Soal Latihan 1: Tuliskan kembali tanpa perubahan baris data di bawah, mulai dari baris yang memuat "table-row — [95, 129, 612, 185]" sampai baris yang memuat "row-csr: 78202 70020 — [413, 779, 496, 798]", termasuk kedua baris tersebut.

Cuplikan Halaman:
______

Satu dari kawasan di Afrika yang paling kering – Sahel – dapat berubah jadi hijau apabila suhu planet meningkat lebih dari 2 derajat Celsius dan menyebabkan curah hujan deras yang lebih sering, ujar para ilmuwan hari baru-baru ini.
Kawasan Sahel terbentang dari pantai ke pantai, dari Mauritania dan Mali di barat ke Sudan dan Eritrea di timur, dan berbatasan dengan sisi selatan gurun Sahara. Kawasan ini adalah tempat tinggal lebih dari 100 juta orang.
Kawasan ini telah menjadi saksi dari iklim ekstrim yang semakin memburuk – termasuk bencana kekeringan yang semakin sering – pada tahun-tahun belakangan ini.
Namun apabila emisi gas rumah kaca terus tidak terkendali, pemanasan global yang terjadi – apabila lebih dari 2 derajat Celsius di atas tingkat era pra-industri – dapat mengubah pola udara inti di kawasan Sahel, dan di banyak bagian dunia, ujar kalangan ilmuwan.

______

Soal Latihan 2: Sajikan ulang tanpa perubahan bagian teks di atas tentang kawasan Sahel, dari "Satu dari kawasan" sampai "tahun-tahun belakangan ini.".

______

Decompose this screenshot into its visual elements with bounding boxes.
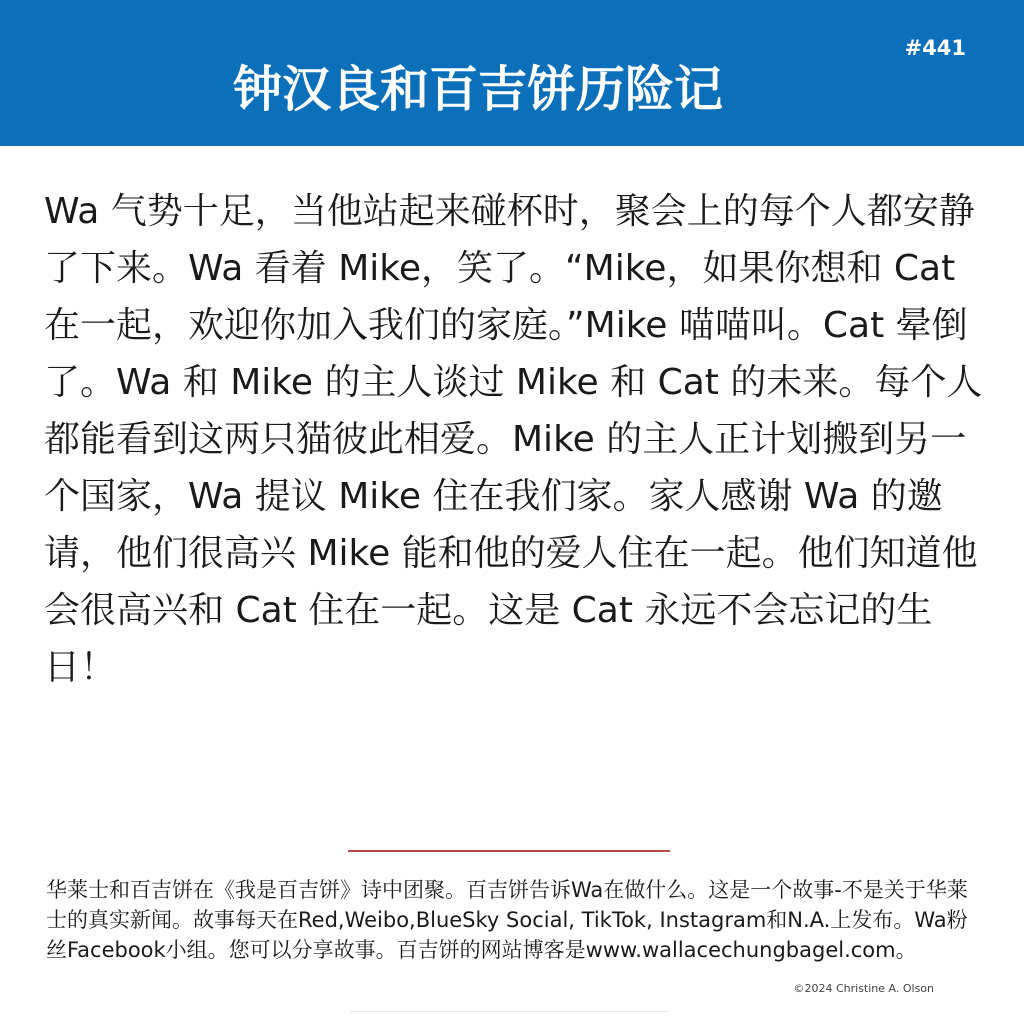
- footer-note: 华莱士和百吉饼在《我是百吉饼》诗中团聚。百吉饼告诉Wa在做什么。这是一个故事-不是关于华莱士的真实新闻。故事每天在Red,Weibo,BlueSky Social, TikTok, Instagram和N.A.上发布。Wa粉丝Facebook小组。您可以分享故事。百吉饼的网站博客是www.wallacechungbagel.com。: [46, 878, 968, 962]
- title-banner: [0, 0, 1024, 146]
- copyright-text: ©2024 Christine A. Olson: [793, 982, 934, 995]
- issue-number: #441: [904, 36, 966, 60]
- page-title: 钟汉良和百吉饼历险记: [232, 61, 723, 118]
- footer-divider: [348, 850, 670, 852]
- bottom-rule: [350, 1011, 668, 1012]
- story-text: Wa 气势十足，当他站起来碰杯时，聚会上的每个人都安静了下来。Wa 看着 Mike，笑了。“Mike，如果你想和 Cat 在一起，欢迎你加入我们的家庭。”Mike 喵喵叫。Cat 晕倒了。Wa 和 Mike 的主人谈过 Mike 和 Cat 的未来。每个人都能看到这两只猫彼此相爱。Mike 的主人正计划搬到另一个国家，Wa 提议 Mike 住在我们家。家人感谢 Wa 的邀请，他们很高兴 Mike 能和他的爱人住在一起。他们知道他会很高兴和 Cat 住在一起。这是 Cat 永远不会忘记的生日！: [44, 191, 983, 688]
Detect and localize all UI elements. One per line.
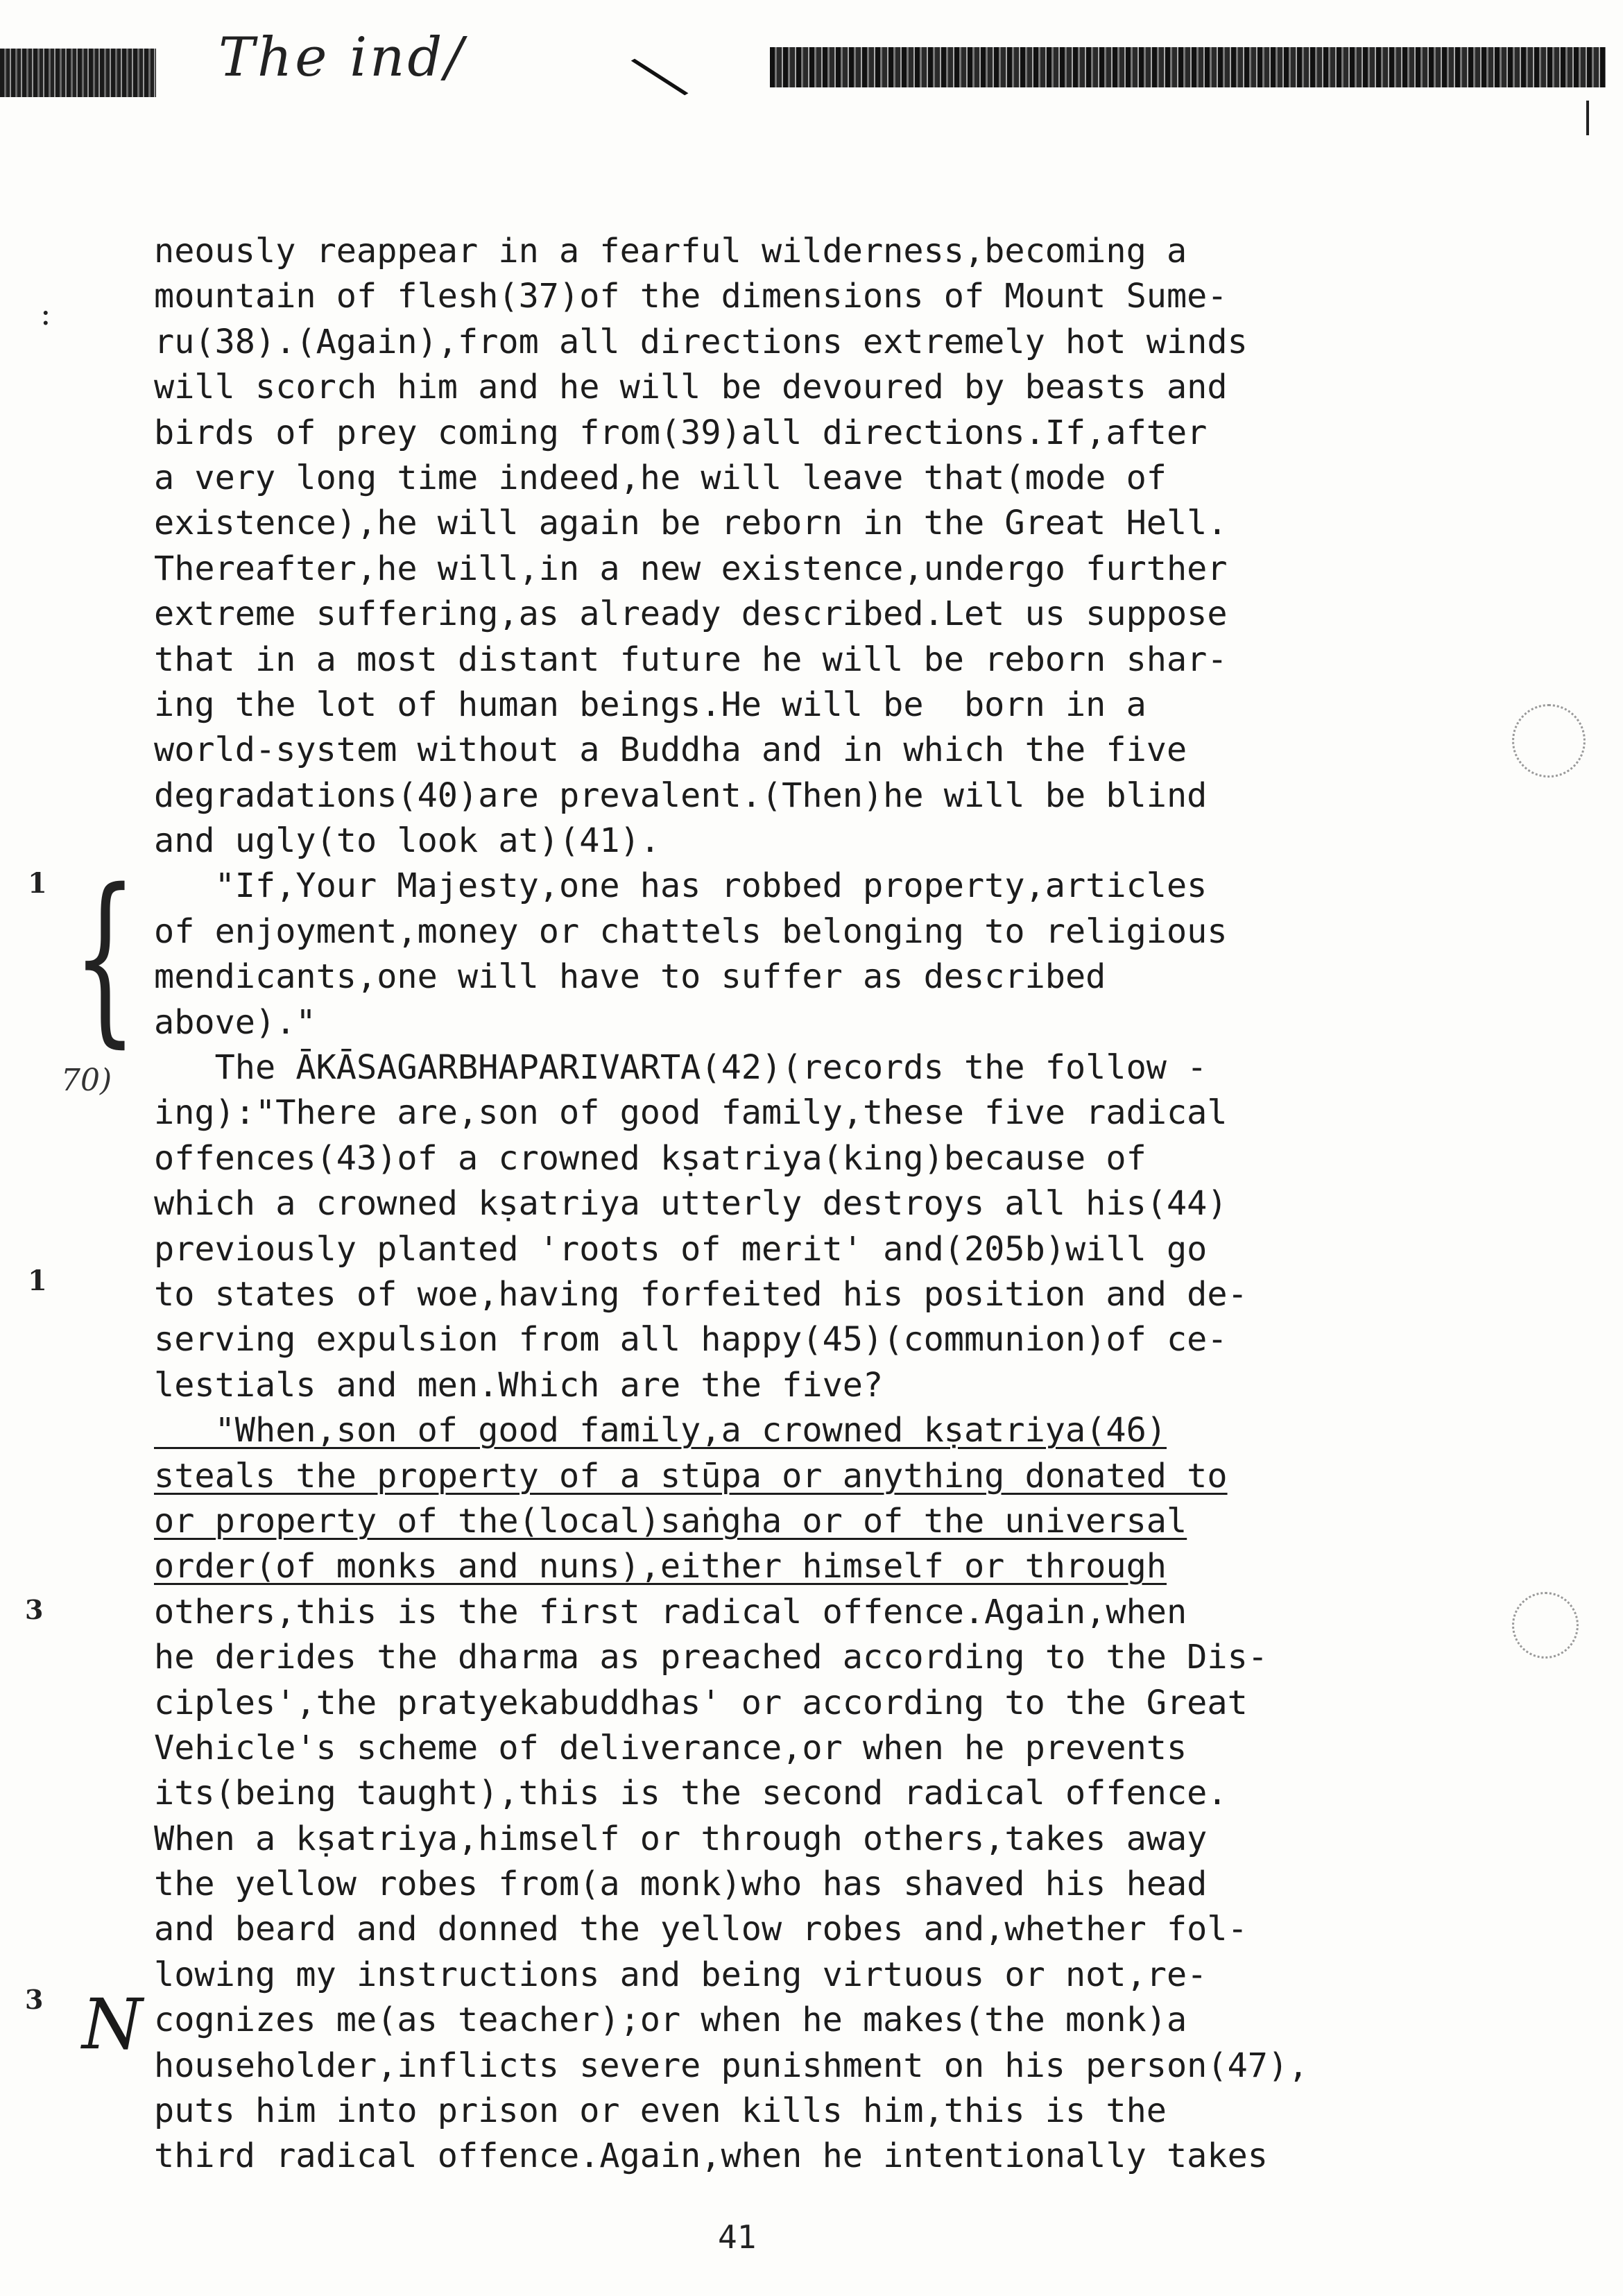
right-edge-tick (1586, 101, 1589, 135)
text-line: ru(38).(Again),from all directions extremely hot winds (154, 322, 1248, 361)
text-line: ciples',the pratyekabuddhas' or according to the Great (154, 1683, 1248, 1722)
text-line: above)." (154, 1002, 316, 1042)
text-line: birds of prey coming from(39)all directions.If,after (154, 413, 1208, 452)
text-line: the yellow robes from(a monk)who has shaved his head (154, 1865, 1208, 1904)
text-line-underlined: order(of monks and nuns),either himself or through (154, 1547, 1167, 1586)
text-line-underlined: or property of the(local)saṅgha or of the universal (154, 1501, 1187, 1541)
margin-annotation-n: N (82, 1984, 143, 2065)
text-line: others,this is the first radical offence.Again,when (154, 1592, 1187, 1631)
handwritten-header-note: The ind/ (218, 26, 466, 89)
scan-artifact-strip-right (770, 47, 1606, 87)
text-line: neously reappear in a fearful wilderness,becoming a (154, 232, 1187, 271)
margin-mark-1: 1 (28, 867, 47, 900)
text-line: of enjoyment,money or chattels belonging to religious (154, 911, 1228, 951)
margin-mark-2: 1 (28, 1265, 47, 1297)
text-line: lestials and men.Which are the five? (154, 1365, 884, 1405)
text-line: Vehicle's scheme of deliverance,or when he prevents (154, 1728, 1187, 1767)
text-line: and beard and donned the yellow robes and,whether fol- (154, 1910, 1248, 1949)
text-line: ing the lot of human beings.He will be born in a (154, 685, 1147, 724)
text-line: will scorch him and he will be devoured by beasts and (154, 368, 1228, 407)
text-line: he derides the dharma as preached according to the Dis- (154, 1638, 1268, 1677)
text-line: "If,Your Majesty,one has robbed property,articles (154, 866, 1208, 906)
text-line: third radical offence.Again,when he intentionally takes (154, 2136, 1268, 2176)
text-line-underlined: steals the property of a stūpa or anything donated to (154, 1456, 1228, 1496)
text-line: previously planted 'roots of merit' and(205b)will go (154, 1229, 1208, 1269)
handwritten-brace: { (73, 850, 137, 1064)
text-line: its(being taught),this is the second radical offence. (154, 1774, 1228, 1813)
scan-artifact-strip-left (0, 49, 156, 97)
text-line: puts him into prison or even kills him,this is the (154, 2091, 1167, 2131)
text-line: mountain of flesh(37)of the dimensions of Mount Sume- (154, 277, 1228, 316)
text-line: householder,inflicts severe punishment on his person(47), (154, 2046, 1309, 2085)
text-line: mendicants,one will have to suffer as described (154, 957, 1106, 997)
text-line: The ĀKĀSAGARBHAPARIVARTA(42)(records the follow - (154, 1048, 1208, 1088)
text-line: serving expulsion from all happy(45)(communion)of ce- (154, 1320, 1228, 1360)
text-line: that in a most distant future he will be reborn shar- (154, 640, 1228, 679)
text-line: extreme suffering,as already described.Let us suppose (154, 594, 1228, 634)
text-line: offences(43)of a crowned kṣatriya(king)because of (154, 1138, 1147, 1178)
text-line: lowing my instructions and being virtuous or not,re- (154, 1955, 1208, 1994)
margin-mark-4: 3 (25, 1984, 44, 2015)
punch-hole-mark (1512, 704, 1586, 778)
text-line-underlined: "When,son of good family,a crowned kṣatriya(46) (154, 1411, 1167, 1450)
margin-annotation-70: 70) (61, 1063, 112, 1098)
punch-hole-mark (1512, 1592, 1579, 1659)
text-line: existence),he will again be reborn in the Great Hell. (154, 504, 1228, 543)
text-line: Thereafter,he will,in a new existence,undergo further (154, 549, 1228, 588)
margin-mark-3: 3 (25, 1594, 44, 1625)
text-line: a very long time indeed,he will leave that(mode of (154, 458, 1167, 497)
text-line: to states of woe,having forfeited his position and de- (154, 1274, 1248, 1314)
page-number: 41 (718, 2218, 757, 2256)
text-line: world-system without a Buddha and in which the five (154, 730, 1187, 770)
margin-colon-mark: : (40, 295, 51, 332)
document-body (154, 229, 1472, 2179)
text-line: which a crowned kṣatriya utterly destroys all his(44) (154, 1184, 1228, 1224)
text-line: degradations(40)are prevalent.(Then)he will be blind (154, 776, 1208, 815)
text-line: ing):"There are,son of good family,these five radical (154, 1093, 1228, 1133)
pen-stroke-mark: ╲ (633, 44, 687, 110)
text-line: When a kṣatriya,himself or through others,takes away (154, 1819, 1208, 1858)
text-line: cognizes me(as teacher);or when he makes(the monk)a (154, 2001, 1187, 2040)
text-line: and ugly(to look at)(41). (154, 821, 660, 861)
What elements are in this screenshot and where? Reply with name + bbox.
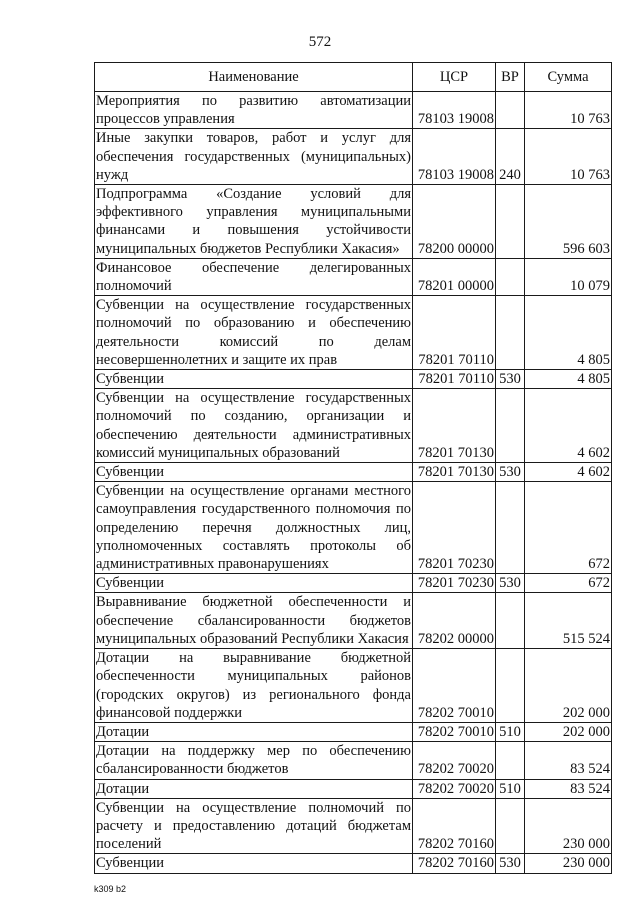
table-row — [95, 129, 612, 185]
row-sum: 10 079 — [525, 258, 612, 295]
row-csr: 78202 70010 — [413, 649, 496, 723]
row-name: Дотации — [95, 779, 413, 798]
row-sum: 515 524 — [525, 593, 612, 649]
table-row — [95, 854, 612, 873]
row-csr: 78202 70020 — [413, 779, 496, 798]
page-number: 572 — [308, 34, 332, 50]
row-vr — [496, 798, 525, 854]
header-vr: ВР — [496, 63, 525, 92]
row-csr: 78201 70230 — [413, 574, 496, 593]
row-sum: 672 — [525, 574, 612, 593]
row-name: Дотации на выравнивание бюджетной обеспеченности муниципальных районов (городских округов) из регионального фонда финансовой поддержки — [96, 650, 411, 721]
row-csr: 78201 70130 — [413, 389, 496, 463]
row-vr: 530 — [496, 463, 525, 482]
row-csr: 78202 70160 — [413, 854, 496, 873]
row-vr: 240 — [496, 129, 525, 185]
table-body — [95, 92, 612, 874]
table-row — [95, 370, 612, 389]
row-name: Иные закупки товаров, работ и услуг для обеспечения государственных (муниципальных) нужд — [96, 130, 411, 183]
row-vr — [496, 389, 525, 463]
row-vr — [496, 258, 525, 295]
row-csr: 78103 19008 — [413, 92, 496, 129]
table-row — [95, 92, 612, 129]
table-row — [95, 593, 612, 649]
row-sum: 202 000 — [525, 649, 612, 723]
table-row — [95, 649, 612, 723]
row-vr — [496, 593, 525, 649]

______

Keluaran yang Diharapkan 1:
table-row — [95, 129, 612, 185]
row-sum: 10 079 — [525, 258, 612, 295]
row-csr: 78202 70010 — [413, 649, 496, 723]
row-name: Дотации — [95, 779, 413, 798]
row-sum: 515 524 — [525, 593, 612, 649]
table-row — [95, 854, 612, 873]
row-csr: 78202 70020 — [413, 779, 496, 798]

Keluaran yang Diharapkan 2:
Satu dari kawasan di Afrika yang paling kering – Sahel – dapat berubah jadi hijau apabila suhu planet meningkat lebih dari 2 derajat Celsius dan menyebabkan curah hujan deras yang lebih sering, ujar para ilmuwan hari baru-baru ini.
Kawasan Sahel terbentang dari pantai ke pantai, dari Mauritania dan Mali di barat ke Sudan dan Eritrea di timur, dan berbatasan dengan sisi selatan gurun Sahara. Kawasan ini adalah tempat tinggal lebih dari 100 juta orang.
Kawasan ini telah menjadi saksi dari iklim ekstrim yang semakin memburuk – termasuk bencana kekeringan yang semakin sering – pada tahun-tahun belakangan ini.